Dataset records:
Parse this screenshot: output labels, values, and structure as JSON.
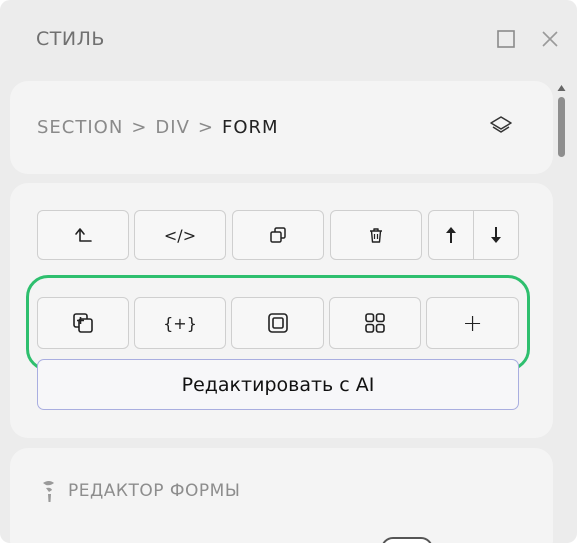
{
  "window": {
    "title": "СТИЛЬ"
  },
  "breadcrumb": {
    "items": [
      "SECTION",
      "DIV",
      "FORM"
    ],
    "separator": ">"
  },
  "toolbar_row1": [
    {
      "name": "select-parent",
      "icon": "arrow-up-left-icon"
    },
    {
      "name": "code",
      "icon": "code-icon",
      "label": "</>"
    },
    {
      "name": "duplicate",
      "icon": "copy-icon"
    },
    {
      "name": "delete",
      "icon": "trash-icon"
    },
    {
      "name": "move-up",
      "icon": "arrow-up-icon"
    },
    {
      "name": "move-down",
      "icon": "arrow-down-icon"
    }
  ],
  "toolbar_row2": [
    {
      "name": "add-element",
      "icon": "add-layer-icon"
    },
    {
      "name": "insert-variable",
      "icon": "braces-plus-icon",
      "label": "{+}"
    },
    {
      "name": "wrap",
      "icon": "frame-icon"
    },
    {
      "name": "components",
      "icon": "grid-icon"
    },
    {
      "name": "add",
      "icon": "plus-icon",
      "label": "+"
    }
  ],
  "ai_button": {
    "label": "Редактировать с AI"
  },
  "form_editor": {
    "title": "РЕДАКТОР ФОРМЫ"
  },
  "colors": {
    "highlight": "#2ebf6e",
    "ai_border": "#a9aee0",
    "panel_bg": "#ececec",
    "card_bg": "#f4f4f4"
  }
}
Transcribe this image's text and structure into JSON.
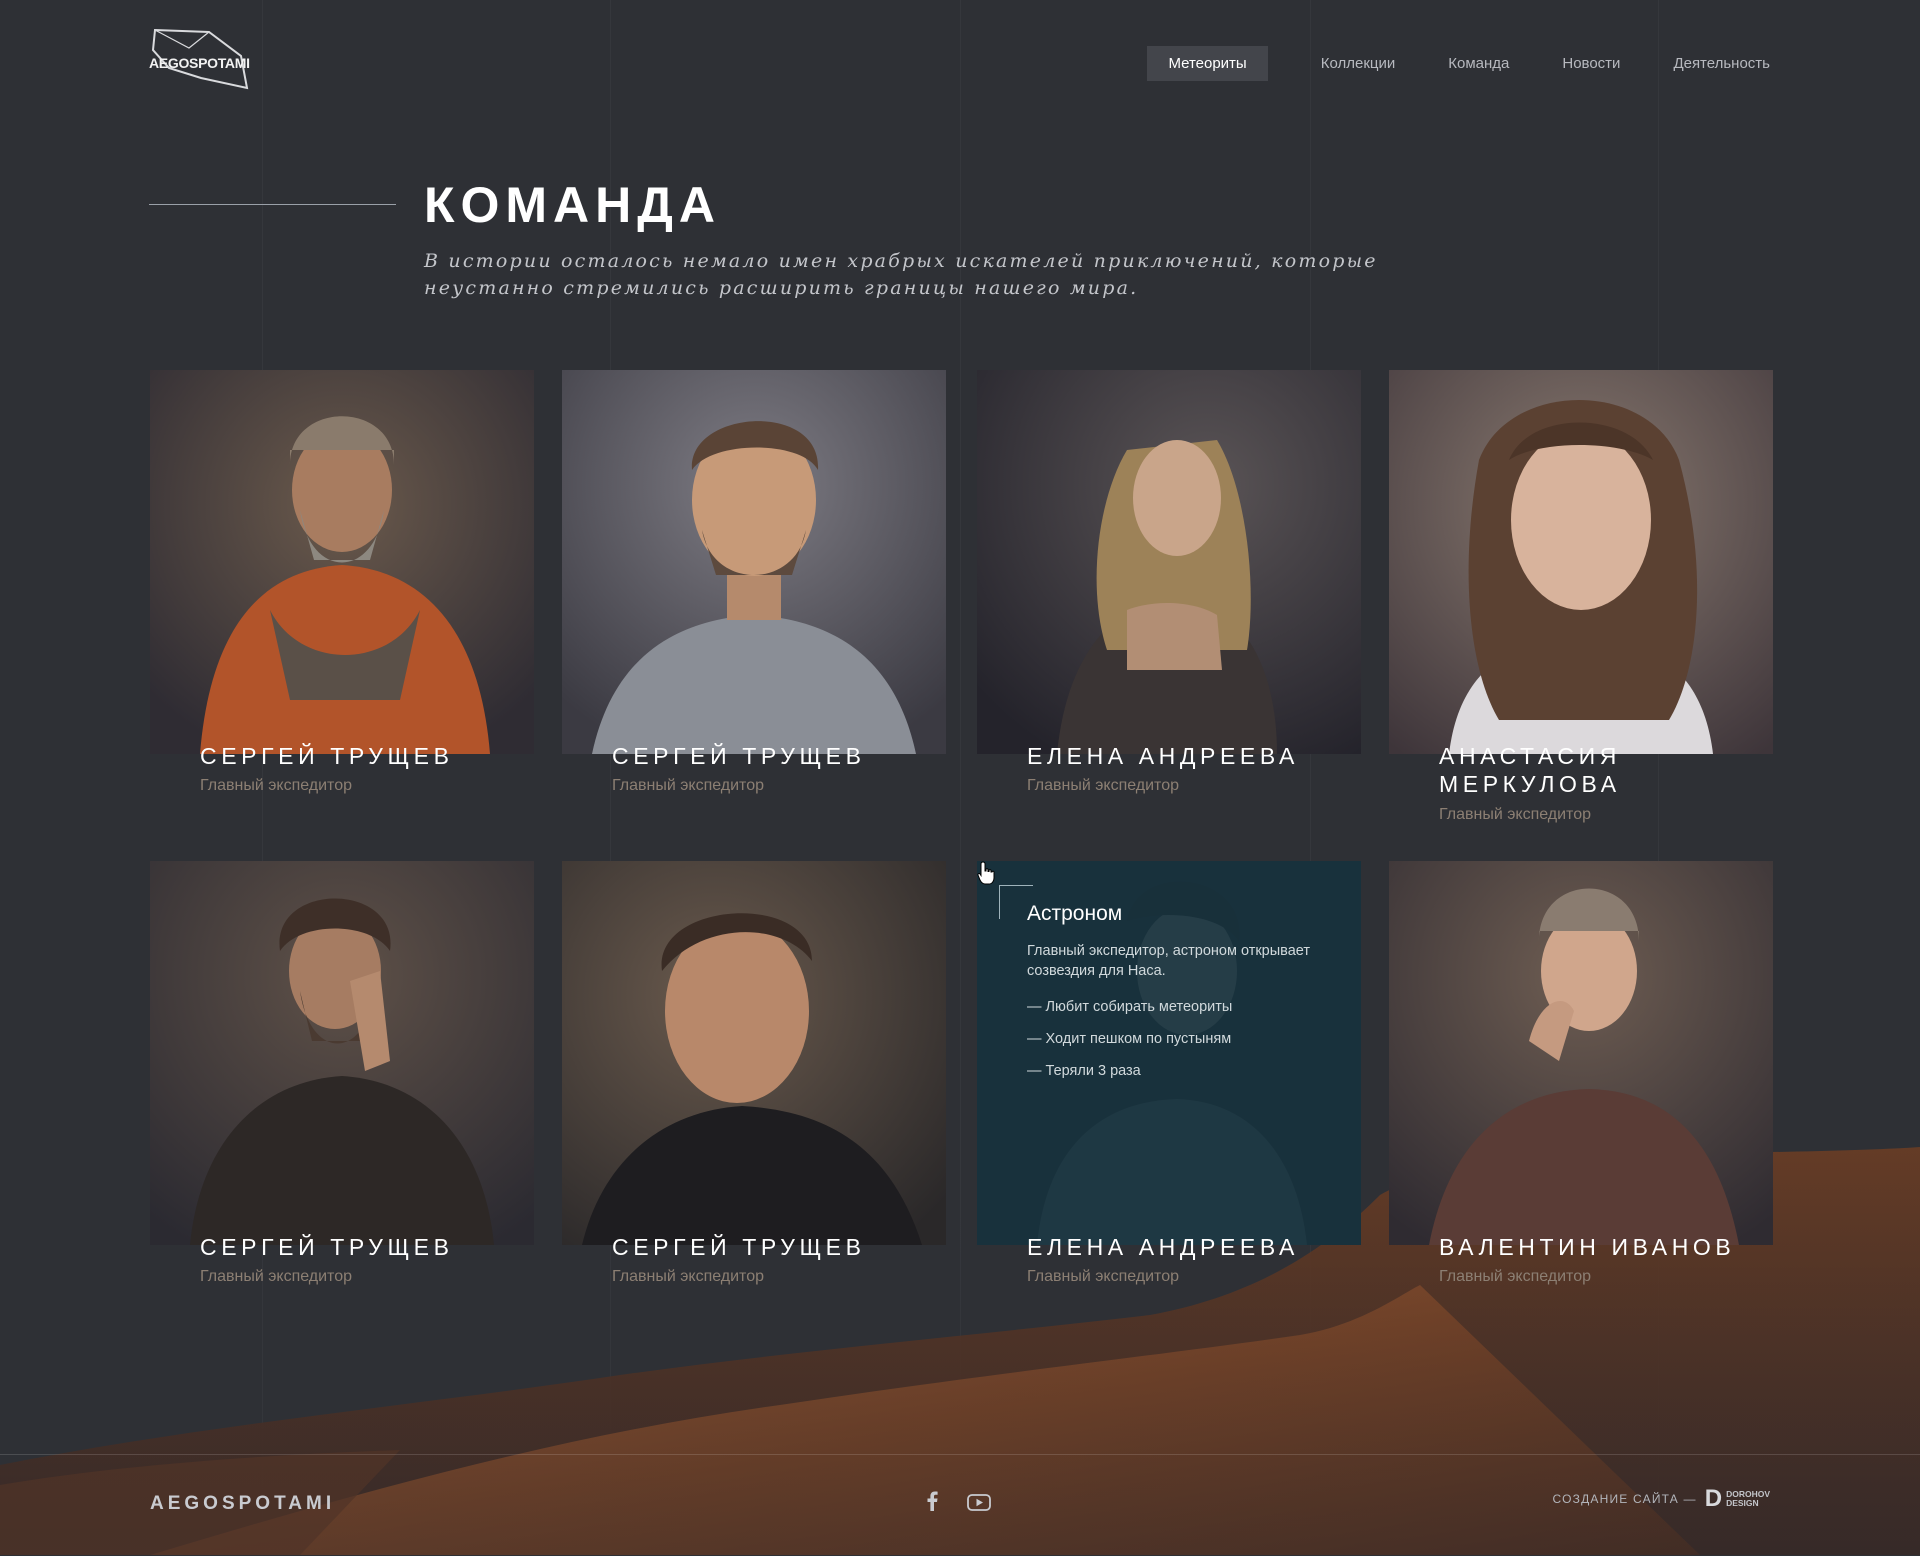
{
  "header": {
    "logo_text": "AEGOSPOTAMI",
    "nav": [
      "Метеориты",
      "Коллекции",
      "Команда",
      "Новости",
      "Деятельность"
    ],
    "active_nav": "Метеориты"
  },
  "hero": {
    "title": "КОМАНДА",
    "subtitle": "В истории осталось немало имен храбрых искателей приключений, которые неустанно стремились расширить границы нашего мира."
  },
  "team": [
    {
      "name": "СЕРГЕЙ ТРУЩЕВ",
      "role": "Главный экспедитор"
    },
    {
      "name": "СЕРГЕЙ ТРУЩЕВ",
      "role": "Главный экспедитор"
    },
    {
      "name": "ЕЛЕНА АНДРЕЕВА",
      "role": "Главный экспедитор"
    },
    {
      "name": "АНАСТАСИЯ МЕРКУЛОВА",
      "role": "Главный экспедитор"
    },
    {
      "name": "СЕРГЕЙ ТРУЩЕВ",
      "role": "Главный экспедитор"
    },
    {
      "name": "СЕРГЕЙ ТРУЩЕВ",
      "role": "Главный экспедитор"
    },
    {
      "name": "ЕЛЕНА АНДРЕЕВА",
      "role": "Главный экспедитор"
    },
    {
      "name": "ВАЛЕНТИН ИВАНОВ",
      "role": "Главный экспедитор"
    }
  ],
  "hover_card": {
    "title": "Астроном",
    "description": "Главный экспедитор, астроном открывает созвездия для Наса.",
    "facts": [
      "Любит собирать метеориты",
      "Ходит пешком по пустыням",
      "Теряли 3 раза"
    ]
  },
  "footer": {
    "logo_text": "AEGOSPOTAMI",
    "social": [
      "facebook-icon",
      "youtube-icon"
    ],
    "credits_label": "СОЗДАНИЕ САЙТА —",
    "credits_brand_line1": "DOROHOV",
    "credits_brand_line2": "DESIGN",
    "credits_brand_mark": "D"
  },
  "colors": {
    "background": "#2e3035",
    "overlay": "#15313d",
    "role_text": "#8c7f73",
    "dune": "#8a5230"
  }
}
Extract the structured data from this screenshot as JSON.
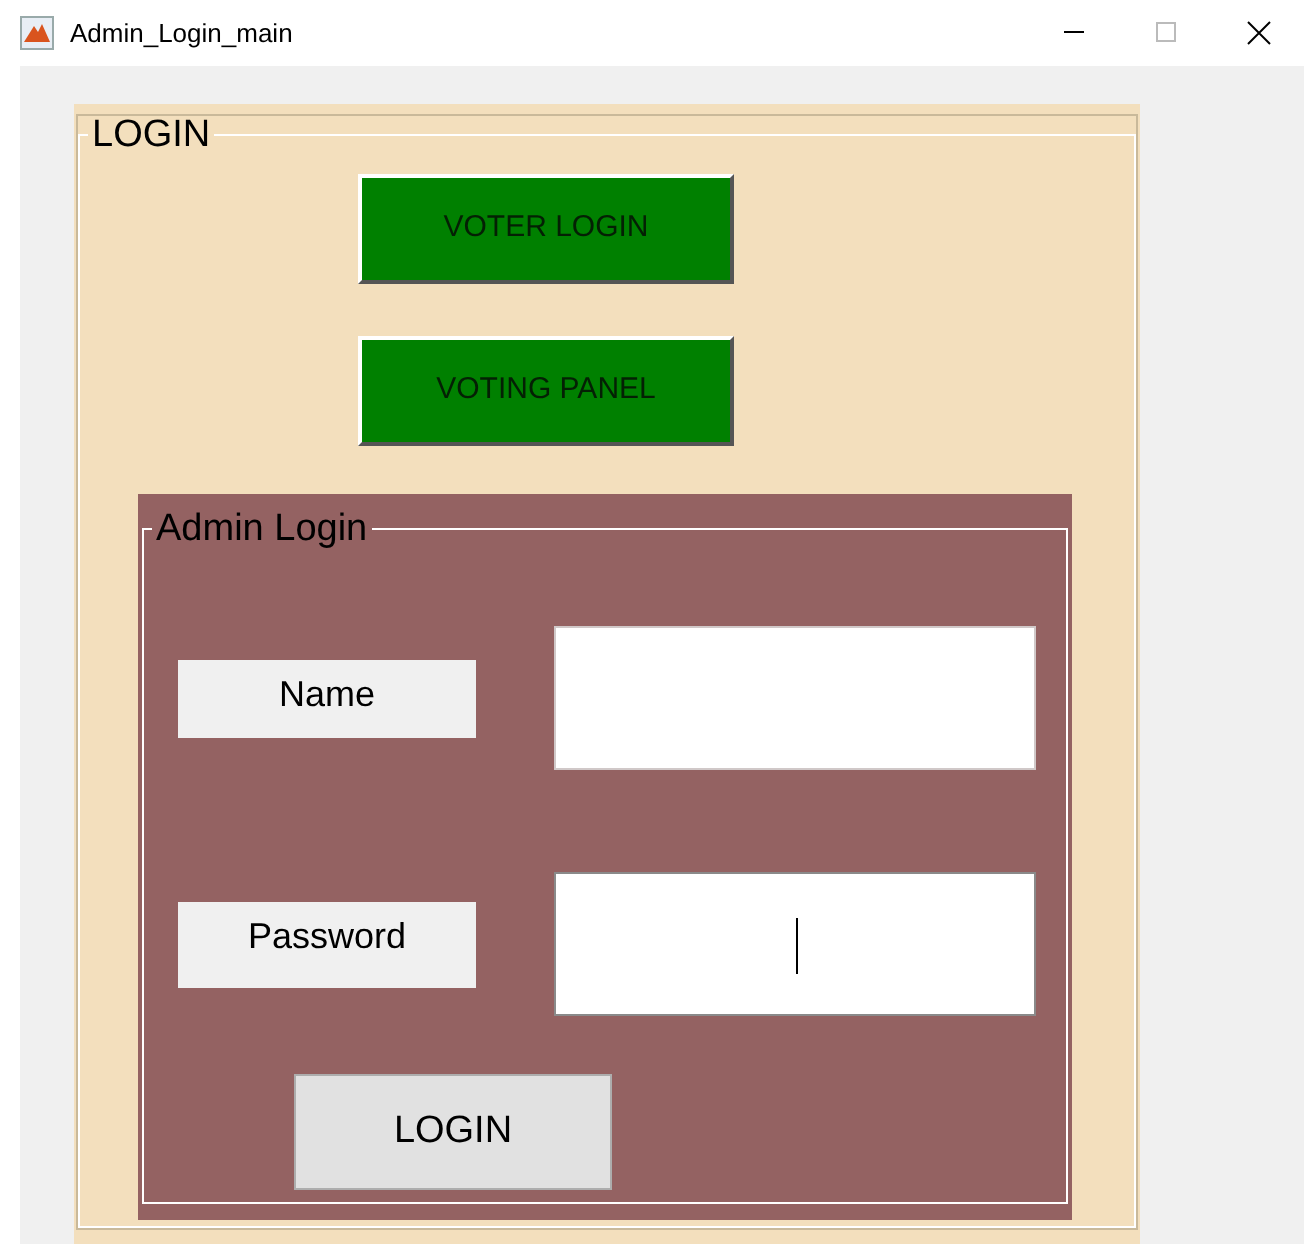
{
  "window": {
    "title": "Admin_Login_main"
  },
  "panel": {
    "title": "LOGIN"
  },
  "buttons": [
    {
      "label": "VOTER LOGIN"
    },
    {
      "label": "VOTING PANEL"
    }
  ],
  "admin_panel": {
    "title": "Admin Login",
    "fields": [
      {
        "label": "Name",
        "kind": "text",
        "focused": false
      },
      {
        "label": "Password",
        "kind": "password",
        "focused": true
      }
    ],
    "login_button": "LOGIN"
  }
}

**WHAT TO WORK ON:** Check each line above for the string "this" and report how many lines have it, giving only the number.

**CORRECT OUTPUT:** 3